- [The request]:
Pull every line with the word "heading" out of the entries below.

- [Extracted information]:
********************

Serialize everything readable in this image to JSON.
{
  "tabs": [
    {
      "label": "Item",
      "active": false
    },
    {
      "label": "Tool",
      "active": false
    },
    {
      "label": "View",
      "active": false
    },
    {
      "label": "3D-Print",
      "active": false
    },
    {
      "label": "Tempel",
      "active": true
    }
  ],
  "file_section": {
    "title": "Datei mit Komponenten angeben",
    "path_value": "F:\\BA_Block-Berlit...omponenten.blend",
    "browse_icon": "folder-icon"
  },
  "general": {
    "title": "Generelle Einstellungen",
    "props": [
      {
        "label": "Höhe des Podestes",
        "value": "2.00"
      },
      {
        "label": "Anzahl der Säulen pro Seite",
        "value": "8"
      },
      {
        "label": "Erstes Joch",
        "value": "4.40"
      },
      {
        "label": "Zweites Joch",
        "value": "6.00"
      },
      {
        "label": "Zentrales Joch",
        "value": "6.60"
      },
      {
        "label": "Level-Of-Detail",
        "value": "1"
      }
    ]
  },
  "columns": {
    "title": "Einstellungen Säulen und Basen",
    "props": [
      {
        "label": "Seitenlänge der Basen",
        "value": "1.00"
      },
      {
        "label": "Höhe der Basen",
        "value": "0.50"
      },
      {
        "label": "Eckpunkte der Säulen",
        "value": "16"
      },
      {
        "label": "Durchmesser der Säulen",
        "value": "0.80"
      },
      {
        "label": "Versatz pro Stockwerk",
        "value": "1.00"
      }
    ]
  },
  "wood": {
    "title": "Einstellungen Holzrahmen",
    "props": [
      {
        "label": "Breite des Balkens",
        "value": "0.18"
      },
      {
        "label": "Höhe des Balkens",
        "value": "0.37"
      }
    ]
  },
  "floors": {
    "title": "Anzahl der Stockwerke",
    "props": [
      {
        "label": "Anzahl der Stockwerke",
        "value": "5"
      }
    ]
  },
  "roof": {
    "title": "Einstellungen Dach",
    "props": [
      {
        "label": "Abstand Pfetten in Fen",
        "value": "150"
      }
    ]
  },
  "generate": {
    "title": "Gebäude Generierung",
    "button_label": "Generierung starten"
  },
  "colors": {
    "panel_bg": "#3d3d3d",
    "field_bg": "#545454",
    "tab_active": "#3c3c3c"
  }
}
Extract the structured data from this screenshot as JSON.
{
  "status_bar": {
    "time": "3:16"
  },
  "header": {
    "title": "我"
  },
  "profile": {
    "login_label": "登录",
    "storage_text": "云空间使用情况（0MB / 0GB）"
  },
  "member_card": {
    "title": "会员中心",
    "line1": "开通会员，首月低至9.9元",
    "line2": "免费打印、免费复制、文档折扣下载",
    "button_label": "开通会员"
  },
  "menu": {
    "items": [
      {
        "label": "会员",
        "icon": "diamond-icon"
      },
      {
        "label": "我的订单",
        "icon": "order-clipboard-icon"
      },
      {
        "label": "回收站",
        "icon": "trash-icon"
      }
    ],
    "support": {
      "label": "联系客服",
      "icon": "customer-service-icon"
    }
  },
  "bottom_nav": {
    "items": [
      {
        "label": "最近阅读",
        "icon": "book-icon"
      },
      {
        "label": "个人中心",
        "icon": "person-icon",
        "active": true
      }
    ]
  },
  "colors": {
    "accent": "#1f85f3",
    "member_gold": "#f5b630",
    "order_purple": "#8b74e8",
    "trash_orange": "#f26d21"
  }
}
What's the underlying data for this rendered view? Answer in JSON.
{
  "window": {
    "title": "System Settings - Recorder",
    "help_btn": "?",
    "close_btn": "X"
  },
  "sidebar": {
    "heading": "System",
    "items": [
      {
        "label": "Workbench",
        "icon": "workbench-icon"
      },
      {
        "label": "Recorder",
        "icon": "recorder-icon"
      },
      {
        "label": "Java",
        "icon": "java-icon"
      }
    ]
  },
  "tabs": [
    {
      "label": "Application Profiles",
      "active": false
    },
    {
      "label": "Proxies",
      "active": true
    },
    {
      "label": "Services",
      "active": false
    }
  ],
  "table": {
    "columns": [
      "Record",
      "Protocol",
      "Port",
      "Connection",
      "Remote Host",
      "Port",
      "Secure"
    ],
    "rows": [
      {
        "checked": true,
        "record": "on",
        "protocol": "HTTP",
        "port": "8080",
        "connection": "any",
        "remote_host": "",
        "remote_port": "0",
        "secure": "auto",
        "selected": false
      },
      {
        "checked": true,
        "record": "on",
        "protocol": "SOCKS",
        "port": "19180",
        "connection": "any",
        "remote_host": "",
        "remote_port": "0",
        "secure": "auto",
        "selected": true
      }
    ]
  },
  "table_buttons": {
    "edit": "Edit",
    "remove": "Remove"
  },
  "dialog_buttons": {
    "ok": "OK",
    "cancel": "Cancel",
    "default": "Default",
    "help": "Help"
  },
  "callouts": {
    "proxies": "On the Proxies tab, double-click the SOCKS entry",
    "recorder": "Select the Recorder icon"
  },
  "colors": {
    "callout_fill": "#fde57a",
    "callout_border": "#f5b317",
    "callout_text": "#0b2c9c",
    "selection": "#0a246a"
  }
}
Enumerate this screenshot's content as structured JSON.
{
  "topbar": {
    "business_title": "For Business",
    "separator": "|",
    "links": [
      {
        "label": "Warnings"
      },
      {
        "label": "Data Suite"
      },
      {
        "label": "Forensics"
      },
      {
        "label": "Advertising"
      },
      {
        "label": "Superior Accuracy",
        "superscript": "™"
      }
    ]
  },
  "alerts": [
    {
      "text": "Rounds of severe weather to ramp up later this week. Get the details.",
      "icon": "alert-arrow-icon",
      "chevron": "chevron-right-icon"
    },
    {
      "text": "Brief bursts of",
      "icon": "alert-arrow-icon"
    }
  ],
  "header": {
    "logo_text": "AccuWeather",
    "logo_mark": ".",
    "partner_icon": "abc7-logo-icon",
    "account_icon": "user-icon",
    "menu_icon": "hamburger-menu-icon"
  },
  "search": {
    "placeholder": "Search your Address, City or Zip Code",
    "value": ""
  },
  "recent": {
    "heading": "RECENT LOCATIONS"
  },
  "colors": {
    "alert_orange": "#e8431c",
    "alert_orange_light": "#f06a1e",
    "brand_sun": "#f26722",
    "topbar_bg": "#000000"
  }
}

********************

- [Solution below]:
    "heading": "System",
    "heading": "RECENT LOCATIONS"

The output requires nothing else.